** BEGIN Provided entries **

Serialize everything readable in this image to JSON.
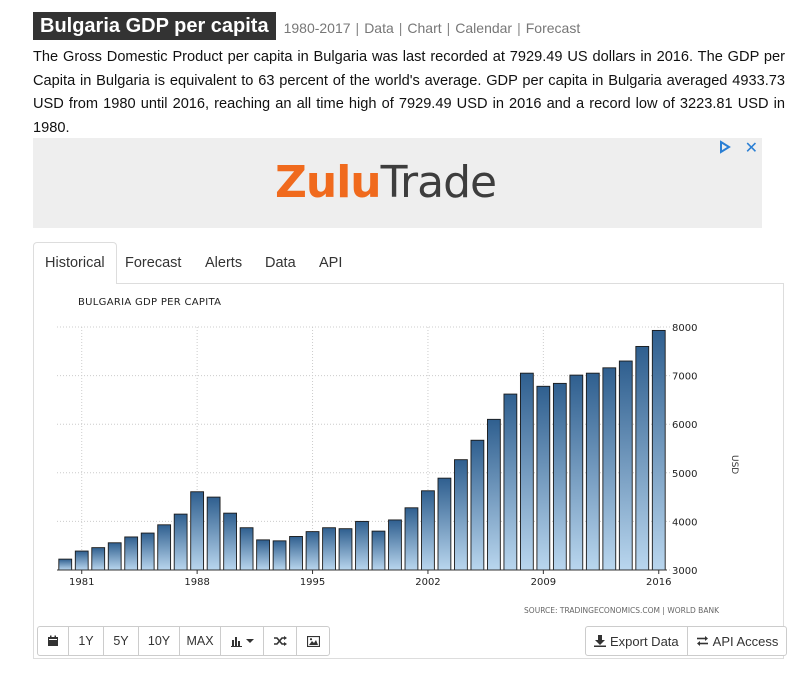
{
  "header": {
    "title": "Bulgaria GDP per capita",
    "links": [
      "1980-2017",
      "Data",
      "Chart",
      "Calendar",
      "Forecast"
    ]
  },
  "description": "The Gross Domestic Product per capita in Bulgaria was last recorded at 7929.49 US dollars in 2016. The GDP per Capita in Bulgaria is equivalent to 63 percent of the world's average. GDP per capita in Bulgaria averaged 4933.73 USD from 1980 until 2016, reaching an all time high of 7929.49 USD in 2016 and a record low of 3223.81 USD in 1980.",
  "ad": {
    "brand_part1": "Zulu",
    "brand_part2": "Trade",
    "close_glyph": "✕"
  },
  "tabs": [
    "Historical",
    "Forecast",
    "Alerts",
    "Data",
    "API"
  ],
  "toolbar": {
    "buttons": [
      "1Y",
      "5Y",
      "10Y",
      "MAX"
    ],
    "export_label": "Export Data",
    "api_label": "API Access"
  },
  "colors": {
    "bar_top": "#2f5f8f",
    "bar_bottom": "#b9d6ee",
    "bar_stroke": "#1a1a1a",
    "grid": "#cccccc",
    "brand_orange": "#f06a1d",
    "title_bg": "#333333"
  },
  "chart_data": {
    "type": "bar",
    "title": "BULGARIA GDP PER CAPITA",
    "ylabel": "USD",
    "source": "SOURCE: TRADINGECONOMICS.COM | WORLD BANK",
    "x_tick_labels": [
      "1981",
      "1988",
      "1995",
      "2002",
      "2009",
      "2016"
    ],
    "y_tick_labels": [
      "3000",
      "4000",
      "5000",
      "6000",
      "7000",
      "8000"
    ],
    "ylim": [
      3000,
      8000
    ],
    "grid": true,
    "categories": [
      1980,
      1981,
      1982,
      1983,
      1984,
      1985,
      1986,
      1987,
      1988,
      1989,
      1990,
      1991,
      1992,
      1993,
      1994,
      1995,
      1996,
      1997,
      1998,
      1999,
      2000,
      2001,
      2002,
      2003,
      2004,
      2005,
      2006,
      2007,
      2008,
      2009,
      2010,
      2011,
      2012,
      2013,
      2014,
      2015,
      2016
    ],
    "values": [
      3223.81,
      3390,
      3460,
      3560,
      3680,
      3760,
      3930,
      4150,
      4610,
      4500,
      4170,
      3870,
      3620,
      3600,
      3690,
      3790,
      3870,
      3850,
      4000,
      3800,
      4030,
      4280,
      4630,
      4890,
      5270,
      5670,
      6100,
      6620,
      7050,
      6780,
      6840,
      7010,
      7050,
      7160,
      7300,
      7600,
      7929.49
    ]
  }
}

** END Provided entries **

*Exercise prompt*
Reproduce the whole listing above word for word, but not its pictures.

*Complete output*
Serialize everything readable in this image to JSON.
{
  "header": {
    "title": "Bulgaria GDP per capita",
    "links": [
      "1980-2017",
      "Data",
      "Chart",
      "Calendar",
      "Forecast"
    ]
  },
  "description": "The Gross Domestic Product per capita in Bulgaria was last recorded at 7929.49 US dollars in 2016. The GDP per Capita in Bulgaria is equivalent to 63 percent of the world's average. GDP per capita in Bulgaria averaged 4933.73 USD from 1980 until 2016, reaching an all time high of 7929.49 USD in 2016 and a record low of 3223.81 USD in 1980.",
  "ad": {
    "brand_part1": "Zulu",
    "brand_part2": "Trade",
    "close_glyph": "✕"
  },
  "tabs": [
    "Historical",
    "Forecast",
    "Alerts",
    "Data",
    "API"
  ],
  "toolbar": {
    "buttons": [
      "1Y",
      "5Y",
      "10Y",
      "MAX"
    ],
    "export_label": "Export Data",
    "api_label": "API Access"
  },
  "colors": {
    "bar_top": "#2f5f8f",
    "bar_bottom": "#b9d6ee",
    "bar_stroke": "#1a1a1a",
    "grid": "#cccccc",
    "brand_orange": "#f06a1d",
    "title_bg": "#333333"
  },
  "chart_data": {
    "type": "bar",
    "title": "BULGARIA GDP PER CAPITA",
    "ylabel": "USD",
    "source": "SOURCE: TRADINGECONOMICS.COM | WORLD BANK",
    "x_tick_labels": [
      "1981",
      "1988",
      "1995",
      "2002",
      "2009",
      "2016"
    ],
    "y_tick_labels": [
      "3000",
      "4000",
      "5000",
      "6000",
      "7000",
      "8000"
    ],
    "ylim": [
      3000,
      8000
    ],
    "grid": true,
    "categories": [
      1980,
      1981,
      1982,
      1983,
      1984,
      1985,
      1986,
      1987,
      1988,
      1989,
      1990,
      1991,
      1992,
      1993,
      1994,
      1995,
      1996,
      1997,
      1998,
      1999,
      2000,
      2001,
      2002,
      2003,
      2004,
      2005,
      2006,
      2007,
      2008,
      2009,
      2010,
      2011,
      2012,
      2013,
      2014,
      2015,
      2016
    ],
    "values": [
      3223.81,
      3390,
      3460,
      3560,
      3680,
      3760,
      3930,
      4150,
      4610,
      4500,
      4170,
      3870,
      3620,
      3600,
      3690,
      3790,
      3870,
      3850,
      4000,
      3800,
      4030,
      4280,
      4630,
      4890,
      5270,
      5670,
      6100,
      6620,
      7050,
      6780,
      6840,
      7010,
      7050,
      7160,
      7300,
      7600,
      7929.49
    ]
  }
}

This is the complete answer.